Task prompt →
In the records below, locate the line containing "Transcribe the text in this document."; output that line and every following line through the last, exactly.

Data records:
——
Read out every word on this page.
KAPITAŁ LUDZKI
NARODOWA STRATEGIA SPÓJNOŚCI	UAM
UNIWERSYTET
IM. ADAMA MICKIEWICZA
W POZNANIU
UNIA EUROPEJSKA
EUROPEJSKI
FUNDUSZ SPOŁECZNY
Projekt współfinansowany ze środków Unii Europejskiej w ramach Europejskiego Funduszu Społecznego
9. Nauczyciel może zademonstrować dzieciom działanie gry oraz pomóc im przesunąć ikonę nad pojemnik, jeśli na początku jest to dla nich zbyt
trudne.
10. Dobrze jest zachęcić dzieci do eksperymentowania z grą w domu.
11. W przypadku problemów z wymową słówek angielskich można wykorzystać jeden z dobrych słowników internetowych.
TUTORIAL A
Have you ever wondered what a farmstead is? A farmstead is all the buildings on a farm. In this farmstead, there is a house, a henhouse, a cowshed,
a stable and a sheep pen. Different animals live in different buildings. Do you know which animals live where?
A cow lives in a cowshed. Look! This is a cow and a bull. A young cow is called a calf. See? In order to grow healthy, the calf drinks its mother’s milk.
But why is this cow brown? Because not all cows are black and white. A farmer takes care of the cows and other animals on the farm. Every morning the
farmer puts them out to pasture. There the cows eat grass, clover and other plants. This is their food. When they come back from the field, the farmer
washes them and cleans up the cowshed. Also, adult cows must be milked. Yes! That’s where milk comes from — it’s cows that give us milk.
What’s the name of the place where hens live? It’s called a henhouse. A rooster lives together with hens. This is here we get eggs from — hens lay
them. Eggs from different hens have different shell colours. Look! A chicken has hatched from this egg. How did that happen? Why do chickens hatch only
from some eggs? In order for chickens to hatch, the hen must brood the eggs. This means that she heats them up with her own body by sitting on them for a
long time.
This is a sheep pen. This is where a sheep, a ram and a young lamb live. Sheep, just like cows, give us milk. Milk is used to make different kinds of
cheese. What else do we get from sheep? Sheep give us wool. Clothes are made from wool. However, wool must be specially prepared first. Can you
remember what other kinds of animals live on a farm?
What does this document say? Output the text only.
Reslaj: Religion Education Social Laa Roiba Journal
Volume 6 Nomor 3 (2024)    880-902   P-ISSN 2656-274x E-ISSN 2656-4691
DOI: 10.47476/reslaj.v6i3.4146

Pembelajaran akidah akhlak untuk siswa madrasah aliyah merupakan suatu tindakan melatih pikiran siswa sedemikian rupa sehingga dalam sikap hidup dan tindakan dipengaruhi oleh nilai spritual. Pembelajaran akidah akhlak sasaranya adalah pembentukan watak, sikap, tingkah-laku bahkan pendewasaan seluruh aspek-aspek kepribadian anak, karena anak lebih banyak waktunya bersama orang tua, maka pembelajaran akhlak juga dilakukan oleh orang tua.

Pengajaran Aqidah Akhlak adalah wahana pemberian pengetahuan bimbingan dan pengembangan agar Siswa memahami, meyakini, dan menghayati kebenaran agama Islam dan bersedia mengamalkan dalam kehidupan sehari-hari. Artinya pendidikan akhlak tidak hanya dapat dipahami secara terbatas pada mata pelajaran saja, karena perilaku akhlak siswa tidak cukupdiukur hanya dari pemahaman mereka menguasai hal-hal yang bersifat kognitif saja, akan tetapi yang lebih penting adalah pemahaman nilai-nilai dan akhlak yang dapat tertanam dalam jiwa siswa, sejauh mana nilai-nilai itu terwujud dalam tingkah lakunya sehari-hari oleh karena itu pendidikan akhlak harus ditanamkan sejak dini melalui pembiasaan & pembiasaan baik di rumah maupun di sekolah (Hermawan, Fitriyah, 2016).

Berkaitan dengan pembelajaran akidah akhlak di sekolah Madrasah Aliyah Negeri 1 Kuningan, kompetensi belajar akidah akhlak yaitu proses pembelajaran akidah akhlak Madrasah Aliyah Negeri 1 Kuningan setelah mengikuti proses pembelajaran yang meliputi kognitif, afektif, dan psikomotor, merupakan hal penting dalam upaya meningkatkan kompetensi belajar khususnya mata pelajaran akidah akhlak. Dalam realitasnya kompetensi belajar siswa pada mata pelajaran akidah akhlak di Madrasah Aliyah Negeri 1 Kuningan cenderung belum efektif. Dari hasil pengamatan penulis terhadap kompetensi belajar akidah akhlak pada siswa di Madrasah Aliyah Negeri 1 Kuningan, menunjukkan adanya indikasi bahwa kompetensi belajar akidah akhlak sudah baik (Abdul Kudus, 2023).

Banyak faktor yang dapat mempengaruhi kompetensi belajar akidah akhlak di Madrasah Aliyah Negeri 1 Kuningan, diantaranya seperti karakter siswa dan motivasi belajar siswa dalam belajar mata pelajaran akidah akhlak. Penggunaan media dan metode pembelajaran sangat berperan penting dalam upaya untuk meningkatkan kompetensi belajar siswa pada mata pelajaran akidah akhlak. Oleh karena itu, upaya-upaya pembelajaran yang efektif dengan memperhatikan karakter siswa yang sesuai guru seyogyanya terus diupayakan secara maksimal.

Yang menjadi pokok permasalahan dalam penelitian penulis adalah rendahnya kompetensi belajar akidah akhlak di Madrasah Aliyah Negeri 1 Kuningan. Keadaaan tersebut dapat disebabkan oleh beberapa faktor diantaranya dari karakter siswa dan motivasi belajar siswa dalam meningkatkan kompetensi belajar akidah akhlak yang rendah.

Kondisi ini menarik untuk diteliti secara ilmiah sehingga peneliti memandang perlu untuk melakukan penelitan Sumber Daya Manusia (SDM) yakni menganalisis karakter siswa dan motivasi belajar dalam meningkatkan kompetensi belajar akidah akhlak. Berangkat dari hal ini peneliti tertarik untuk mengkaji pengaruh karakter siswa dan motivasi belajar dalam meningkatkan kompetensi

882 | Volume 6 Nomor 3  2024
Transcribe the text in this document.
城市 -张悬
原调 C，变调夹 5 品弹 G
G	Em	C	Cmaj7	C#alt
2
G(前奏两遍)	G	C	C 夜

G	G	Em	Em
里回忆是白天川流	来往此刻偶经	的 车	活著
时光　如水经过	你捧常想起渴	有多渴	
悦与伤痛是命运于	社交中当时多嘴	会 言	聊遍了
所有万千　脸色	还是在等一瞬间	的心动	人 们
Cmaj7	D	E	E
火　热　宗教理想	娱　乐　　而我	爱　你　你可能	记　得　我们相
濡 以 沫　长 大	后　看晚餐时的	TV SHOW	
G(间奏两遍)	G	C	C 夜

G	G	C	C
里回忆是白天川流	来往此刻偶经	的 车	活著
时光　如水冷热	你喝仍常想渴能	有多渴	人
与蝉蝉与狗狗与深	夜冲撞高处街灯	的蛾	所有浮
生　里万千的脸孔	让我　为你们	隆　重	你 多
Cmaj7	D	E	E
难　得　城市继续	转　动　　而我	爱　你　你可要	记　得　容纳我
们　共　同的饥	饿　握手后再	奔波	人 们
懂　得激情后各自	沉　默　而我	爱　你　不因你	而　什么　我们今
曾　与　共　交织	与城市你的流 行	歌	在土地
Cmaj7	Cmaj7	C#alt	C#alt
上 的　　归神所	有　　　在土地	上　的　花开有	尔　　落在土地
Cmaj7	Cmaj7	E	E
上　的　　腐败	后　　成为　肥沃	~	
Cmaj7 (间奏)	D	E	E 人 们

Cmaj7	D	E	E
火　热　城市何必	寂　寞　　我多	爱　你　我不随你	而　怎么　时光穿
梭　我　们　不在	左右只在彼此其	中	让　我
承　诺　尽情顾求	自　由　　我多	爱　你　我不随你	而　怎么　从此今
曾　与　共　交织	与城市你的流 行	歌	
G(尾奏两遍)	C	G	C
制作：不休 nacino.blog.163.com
——
Result of this exercise →
Transcribe the text in this document.
城市 -张悬
原调 C，变调夹 5 品弹 G
G	Em	C	Cmaj7	C#alt
2
G(前奏两遍)	G	C	C 夜

G	G	Em	Em
里回忆是白天川流	来往此刻偶经	的 车	活著
时光　如水经过	你捧常想起渴	有多渴	
悦与伤痛是命运于	社交中当时多嘴	会 言	聊遍了
所有万千　脸色	还是在等一瞬间	的心动	人 们
Cmaj7	D	E	E
火　热　宗教理想	娱　乐　　而我	爱　你　你可能	记　得　我们相
濡 以 沫　长 大	后　看晚餐时的	TV SHOW	
G(间奏两遍)	G	C	C 夜

G	G	C	C
里回忆是白天川流	来往此刻偶经	的 车	活著
时光　如水冷热	你喝仍常想渴能	有多渴	人
与蝉蝉与狗狗与深	夜冲撞高处街灯	的蛾	所有浮
生　里万千的脸孔	让我　为你们	隆　重	你 多
Cmaj7	D	E	E
难　得　城市继续	转　动　　而我	爱　你　你可要	记　得　容纳我
们　共　同的饥	饿　握手后再	奔波	人 们
懂　得激情后各自	沉　默　而我	爱　你　不因你	而　什么　我们今
曾　与　共　交织	与城市你的流 行	歌	在土地
Cmaj7	Cmaj7	C#alt	C#alt
上 的　　归神所	有　　　在土地	上　的　花开有	尔　　落在土地
Cmaj7	Cmaj7	E	E
上　的　　腐败	后　　成为　肥沃	~	
Cmaj7 (间奏)	D	E	E 人 们

Cmaj7	D	E	E
火　热　城市何必	寂　寞　　我多	爱　你　我不随你	而　怎么　时光穿
梭　我　们　不在	左右只在彼此其	中	让　我
承　诺　尽情顾求	自　由　　我多	爱　你　我不随你	而　怎么　从此今
曾　与　共　交织	与城市你的流 行	歌	
G(尾奏两遍)	C	G	C
制作：不休 nacino.blog.163.com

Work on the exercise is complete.